INFORMATION PROVIDED

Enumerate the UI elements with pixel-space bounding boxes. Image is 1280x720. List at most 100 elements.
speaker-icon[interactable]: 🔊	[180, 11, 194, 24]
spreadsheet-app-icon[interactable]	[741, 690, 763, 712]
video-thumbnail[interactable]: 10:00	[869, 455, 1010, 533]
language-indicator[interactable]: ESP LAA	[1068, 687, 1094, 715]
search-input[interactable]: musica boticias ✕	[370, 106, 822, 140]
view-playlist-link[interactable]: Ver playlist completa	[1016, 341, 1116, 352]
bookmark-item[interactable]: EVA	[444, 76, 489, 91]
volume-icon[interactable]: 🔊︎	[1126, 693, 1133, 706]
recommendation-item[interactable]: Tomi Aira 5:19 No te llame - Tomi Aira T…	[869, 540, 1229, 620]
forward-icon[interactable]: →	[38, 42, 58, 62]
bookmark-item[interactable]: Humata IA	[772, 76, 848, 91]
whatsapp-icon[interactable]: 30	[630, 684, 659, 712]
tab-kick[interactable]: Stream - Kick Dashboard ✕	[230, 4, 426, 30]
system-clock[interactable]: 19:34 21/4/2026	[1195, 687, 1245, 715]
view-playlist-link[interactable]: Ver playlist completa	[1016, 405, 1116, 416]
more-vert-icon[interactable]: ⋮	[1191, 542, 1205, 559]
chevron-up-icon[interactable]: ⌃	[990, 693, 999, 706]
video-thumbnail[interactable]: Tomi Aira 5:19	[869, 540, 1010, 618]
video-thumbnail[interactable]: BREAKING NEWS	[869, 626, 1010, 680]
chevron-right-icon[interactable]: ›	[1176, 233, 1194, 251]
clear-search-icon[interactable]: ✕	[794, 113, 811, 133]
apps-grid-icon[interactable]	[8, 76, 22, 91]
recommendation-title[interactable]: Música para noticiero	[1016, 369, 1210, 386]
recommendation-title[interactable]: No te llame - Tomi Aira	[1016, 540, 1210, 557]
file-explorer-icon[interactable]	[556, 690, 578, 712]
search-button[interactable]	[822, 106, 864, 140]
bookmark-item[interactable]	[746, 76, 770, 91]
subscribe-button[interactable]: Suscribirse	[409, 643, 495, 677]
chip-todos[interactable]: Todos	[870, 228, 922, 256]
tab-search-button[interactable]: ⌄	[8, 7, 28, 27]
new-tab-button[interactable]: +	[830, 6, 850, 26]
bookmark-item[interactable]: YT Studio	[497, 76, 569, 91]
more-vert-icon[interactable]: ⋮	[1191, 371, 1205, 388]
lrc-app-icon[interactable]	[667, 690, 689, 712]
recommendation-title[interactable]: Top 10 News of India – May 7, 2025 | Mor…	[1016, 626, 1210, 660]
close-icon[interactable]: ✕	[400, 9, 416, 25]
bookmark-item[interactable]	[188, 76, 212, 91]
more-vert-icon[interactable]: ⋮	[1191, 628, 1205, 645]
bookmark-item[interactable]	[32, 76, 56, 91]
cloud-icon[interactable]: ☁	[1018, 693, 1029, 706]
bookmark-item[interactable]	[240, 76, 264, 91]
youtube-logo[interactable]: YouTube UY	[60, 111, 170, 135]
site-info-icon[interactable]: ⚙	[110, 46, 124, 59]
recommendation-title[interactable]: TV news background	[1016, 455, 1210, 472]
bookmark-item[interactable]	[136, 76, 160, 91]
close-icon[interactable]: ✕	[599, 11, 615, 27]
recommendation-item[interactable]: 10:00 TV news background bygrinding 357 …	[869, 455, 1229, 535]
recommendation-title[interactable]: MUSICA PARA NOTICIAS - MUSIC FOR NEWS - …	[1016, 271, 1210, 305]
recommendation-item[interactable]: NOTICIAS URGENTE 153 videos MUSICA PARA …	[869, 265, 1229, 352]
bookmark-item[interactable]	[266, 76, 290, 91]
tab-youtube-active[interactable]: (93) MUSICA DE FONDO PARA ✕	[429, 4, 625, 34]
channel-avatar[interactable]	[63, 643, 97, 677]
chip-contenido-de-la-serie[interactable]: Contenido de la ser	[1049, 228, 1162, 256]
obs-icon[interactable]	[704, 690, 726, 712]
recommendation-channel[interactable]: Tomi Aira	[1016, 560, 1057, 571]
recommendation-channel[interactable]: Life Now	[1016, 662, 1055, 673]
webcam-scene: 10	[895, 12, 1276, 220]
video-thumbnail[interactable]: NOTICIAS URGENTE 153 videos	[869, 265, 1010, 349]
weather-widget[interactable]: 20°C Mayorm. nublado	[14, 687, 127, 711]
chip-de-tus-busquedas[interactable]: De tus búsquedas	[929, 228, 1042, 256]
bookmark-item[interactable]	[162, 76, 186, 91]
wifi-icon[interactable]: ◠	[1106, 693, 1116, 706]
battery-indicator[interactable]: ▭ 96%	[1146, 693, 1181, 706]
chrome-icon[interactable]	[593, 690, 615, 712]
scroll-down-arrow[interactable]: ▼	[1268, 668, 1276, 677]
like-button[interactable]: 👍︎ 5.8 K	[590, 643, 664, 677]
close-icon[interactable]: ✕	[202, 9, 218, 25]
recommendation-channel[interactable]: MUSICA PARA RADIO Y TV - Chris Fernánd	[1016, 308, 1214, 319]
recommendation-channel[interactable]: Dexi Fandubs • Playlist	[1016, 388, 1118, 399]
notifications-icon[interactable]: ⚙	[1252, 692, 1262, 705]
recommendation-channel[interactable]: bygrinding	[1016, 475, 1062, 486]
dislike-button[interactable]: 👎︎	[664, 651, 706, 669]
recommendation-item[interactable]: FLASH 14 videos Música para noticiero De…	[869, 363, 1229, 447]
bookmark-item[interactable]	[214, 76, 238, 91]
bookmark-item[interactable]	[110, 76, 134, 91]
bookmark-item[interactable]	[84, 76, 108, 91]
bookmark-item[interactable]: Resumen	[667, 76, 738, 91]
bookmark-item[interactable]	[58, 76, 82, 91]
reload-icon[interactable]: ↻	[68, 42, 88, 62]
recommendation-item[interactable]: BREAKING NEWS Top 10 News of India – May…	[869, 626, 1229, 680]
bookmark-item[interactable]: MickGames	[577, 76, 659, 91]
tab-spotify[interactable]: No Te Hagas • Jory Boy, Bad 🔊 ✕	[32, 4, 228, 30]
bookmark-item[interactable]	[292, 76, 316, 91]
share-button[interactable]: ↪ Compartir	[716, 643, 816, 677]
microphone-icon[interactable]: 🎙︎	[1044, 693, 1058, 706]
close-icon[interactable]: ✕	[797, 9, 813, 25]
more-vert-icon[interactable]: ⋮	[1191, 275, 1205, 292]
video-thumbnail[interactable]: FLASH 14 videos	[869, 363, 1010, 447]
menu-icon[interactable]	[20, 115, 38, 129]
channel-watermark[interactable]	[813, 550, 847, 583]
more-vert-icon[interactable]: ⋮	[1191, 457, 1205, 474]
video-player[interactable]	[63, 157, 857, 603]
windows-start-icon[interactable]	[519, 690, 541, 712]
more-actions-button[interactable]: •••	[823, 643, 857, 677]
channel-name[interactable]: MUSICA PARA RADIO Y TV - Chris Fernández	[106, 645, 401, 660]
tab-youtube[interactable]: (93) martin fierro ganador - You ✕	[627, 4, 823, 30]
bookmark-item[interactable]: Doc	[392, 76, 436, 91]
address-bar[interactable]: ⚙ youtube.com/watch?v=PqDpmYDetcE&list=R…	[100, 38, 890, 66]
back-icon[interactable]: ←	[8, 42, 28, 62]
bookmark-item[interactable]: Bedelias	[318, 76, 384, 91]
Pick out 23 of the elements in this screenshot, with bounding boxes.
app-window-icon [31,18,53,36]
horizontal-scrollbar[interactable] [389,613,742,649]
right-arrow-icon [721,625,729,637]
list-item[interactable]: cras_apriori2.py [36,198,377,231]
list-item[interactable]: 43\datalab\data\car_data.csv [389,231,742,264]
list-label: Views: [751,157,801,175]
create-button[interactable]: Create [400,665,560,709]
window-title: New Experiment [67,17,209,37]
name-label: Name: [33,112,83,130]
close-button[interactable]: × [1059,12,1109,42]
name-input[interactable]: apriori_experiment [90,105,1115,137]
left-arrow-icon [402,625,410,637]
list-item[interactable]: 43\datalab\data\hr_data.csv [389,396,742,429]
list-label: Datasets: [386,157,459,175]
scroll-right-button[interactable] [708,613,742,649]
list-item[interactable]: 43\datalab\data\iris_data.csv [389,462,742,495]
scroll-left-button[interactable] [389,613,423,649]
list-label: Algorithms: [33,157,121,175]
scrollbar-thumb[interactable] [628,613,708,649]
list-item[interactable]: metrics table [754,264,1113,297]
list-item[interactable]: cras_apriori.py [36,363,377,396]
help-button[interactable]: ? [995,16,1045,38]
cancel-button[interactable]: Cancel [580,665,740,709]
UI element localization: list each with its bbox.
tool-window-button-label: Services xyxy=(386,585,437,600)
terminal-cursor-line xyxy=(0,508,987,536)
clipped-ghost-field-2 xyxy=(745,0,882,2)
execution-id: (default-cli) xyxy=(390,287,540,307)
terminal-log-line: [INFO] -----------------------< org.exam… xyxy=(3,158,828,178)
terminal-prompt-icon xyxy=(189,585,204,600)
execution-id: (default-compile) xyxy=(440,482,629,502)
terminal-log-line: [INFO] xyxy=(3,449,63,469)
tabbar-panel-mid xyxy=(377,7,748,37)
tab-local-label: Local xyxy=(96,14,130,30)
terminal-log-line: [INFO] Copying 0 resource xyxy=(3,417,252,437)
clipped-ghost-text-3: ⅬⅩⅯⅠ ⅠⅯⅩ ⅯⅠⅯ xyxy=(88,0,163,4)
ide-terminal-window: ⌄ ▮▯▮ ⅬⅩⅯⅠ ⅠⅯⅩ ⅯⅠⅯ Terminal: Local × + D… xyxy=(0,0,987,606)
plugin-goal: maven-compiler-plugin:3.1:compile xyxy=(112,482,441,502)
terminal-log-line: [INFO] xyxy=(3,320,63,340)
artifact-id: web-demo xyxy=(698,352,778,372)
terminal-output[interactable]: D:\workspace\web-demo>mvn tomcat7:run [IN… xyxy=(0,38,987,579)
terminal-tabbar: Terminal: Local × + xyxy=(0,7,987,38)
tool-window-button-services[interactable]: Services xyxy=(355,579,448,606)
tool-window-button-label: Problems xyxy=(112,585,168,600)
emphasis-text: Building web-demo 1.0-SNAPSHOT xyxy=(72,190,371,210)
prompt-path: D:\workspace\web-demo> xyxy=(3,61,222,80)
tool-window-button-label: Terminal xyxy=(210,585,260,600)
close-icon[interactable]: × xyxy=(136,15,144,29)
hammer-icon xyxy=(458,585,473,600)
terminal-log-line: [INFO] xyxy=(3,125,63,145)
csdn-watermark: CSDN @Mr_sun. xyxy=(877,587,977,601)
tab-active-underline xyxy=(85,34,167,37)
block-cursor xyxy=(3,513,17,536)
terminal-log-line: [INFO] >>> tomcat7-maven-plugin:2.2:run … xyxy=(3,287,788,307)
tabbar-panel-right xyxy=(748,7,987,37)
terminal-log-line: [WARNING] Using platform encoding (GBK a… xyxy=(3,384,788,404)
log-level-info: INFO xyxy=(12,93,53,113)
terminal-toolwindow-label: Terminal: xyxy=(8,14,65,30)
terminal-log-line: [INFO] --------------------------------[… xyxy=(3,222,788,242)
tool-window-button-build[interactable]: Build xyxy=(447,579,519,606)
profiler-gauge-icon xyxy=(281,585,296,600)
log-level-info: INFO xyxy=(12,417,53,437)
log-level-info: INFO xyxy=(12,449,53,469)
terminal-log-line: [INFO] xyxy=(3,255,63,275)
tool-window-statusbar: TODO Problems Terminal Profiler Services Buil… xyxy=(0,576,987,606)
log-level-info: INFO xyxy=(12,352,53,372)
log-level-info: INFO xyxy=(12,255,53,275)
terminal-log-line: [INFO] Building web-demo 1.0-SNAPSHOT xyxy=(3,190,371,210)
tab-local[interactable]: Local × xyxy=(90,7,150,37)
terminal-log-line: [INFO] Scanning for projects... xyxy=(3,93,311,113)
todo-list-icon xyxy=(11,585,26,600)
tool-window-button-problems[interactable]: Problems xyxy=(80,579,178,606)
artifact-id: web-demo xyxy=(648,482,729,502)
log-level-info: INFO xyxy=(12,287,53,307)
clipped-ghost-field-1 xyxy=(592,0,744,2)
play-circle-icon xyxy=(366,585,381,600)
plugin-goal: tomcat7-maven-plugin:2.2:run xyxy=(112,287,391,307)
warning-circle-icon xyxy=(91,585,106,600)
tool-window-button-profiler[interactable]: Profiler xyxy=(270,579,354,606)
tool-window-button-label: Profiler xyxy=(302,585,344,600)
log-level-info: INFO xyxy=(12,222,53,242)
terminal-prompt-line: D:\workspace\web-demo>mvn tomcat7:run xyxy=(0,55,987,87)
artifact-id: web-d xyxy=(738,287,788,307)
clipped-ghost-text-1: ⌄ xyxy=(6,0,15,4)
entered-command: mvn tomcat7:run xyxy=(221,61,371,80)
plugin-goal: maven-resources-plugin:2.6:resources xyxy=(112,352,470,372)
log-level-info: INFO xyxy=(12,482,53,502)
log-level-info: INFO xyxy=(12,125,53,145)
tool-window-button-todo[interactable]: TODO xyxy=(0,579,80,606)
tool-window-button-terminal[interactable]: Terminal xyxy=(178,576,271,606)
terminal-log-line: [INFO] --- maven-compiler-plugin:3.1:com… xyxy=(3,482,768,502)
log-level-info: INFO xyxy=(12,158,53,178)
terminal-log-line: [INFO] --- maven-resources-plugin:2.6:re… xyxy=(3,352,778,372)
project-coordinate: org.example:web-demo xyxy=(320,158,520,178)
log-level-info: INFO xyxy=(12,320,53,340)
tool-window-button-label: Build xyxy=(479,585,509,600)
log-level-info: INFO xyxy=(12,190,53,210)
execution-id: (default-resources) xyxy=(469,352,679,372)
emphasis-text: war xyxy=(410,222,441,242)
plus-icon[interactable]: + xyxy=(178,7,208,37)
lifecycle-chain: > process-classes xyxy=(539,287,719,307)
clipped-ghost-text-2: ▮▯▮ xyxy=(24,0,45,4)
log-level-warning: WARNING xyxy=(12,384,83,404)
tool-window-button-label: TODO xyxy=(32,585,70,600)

WHAT NEEDS TO BE DONE
Convert the part of the records above that runs from the start through the line containing "693, 1133, 706]" into a JSON list of strings, one string per line, omitting any blank lines.

SOLUTION BELOW
[
  "Enumerate the UI elements with pixel-space bounding boxes. Image is 1280x720. List at most 100 elements.",
  "speaker-icon[interactable]: 🔊\t[180, 11, 194, 24]",
  "spreadsheet-app-icon[interactable]\t[741, 690, 763, 712]",
  "video-thumbnail[interactable]: 10:00\t[869, 455, 1010, 533]",
  "language-indicator[interactable]: ESP LAA\t[1068, 687, 1094, 715]",
  "search-input[interactable]: musica boticias ✕\t[370, 106, 822, 140]",
  "view-playlist-link[interactable]: Ver playlist completa\t[1016, 341, 1116, 352]",
  "bookmark-item[interactable]: EVA\t[444, 76, 489, 91]",
  "volume-icon[interactable]: 🔊︎\t[1126, 693, 1133, 706]"
]